### Problem details
Below is a listing to write out in full, exactly as given, without its pictures.
* * *
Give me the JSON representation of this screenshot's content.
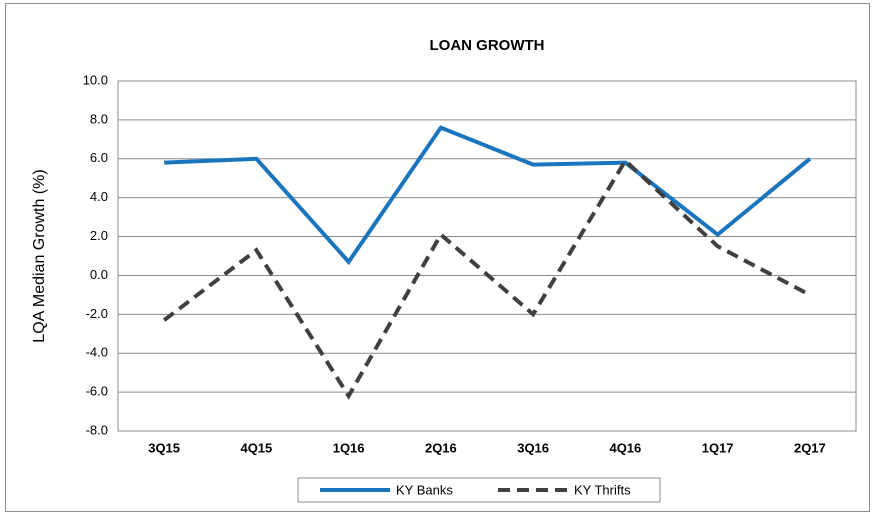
{
  "chart_data": {
    "type": "line",
    "title": "LOAN GROWTH",
    "y_label": "LQA Median Growth (%)",
    "categories": [
      "3Q15",
      "4Q15",
      "1Q16",
      "2Q16",
      "3Q16",
      "4Q16",
      "1Q17",
      "2Q17"
    ],
    "series": [
      {
        "name": "KY Banks",
        "color": "#1b75bc",
        "dash": false,
        "values": [
          5.8,
          6.0,
          0.7,
          7.6,
          5.7,
          5.8,
          2.1,
          6.0
        ]
      },
      {
        "name": "KY Thrifts",
        "color": "#404040",
        "dash": true,
        "values": [
          -2.3,
          1.3,
          -6.2,
          2.1,
          -2.0,
          5.9,
          1.5,
          -1.0
        ]
      }
    ],
    "ylim": [
      -8,
      10
    ],
    "yticks": [
      {
        "value": -8,
        "label": "-8.0"
      },
      {
        "value": -6,
        "label": "-6.0"
      },
      {
        "value": -4,
        "label": "-4.0"
      },
      {
        "value": -2,
        "label": "-2.0"
      },
      {
        "value": 0,
        "label": "0.0"
      },
      {
        "value": 2,
        "label": "2.0"
      },
      {
        "value": 4,
        "label": "4.0"
      },
      {
        "value": 6,
        "label": "6.0"
      },
      {
        "value": 8,
        "label": "8.0"
      },
      {
        "value": 10,
        "label": "10.0"
      }
    ],
    "grid": true,
    "legend": "bottom"
  }
}
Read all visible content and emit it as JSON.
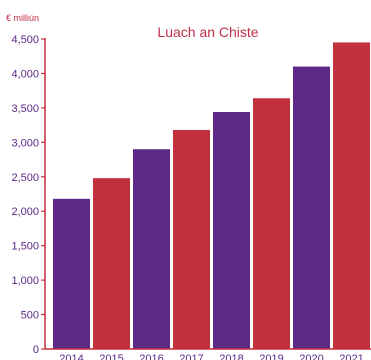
{
  "colors": {
    "purple": "#5c2a86",
    "red": "#c22f3d",
    "axis": "#c22f3d",
    "text": "#5b2a86"
  },
  "chart_data": {
    "type": "bar",
    "title": "Luach an Chiste",
    "unit_label": "€ milliún",
    "categories": [
      "2014",
      "2015",
      "2016",
      "2017",
      "2018",
      "2019",
      "2020",
      "2021"
    ],
    "values": [
      2180,
      2480,
      2900,
      3180,
      3440,
      3640,
      4100,
      4450
    ],
    "bar_colors": [
      "purple",
      "red",
      "purple",
      "red",
      "purple",
      "red",
      "purple",
      "red"
    ],
    "ylim": [
      0,
      4500
    ],
    "yticks": [
      0,
      500,
      1000,
      1500,
      2000,
      2500,
      3000,
      3500,
      4000,
      4500
    ],
    "ytick_labels": [
      "0",
      "500",
      "1,000",
      "1,500",
      "2,000",
      "2,500",
      "3,000",
      "3,500",
      "4,000",
      "4,500"
    ],
    "grid": false,
    "legend": "none"
  }
}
* * *
### The solution
Give me the JSON representation of this screenshot's content.
{
  "chart_data": {
    "type": "line",
    "title": "LOAN GROWTH",
    "y_label": "LQA Median Growth (%)",
    "categories": [
      "3Q15",
      "4Q15",
      "1Q16",
      "2Q16",
      "3Q16",
      "4Q16",
      "1Q17",
      "2Q17"
    ],
    "series": [
      {
        "name": "KY Banks",
        "color": "#1b75bc",
        "dash": false,
        "values": [
          5.8,
          6.0,
          0.7,
          7.6,
          5.7,
          5.8,
          2.1,
          6.0
        ]
      },
      {
        "name": "KY Thrifts",
        "color": "#404040",
        "dash": true,
        "values": [
          -2.3,
          1.3,
          -6.2,
          2.1,
          -2.0,
          5.9,
          1.5,
          -1.0
        ]
      }
    ],
    "ylim": [
      -8,
      10
    ],
    "yticks": [
      {
        "value": -8,
        "label": "-8.0"
      },
      {
        "value": -6,
        "label": "-6.0"
      },
      {
        "value": -4,
        "label": "-4.0"
      },
      {
        "value": -2,
        "label": "-2.0"
      },
      {
        "value": 0,
        "label": "0.0"
      },
      {
        "value": 2,
        "label": "2.0"
      },
      {
        "value": 4,
        "label": "4.0"
      },
      {
        "value": 6,
        "label": "6.0"
      },
      {
        "value": 8,
        "label": "8.0"
      },
      {
        "value": 10,
        "label": "10.0"
      }
    ],
    "grid": true,
    "legend": "bottom"
  }
}
Read all visible content and emit it as JSON.
{
  "colors": {
    "purple": "#5c2a86",
    "red": "#c22f3d",
    "axis": "#c22f3d",
    "text": "#5b2a86"
  },
  "chart_data": {
    "type": "bar",
    "title": "Luach an Chiste",
    "unit_label": "€ milliún",
    "categories": [
      "2014",
      "2015",
      "2016",
      "2017",
      "2018",
      "2019",
      "2020",
      "2021"
    ],
    "values": [
      2180,
      2480,
      2900,
      3180,
      3440,
      3640,
      4100,
      4450
    ],
    "bar_colors": [
      "purple",
      "red",
      "purple",
      "red",
      "purple",
      "red",
      "purple",
      "red"
    ],
    "ylim": [
      0,
      4500
    ],
    "yticks": [
      0,
      500,
      1000,
      1500,
      2000,
      2500,
      3000,
      3500,
      4000,
      4500
    ],
    "ytick_labels": [
      "0",
      "500",
      "1,000",
      "1,500",
      "2,000",
      "2,500",
      "3,000",
      "3,500",
      "4,000",
      "4,500"
    ],
    "grid": false,
    "legend": "none"
  }
}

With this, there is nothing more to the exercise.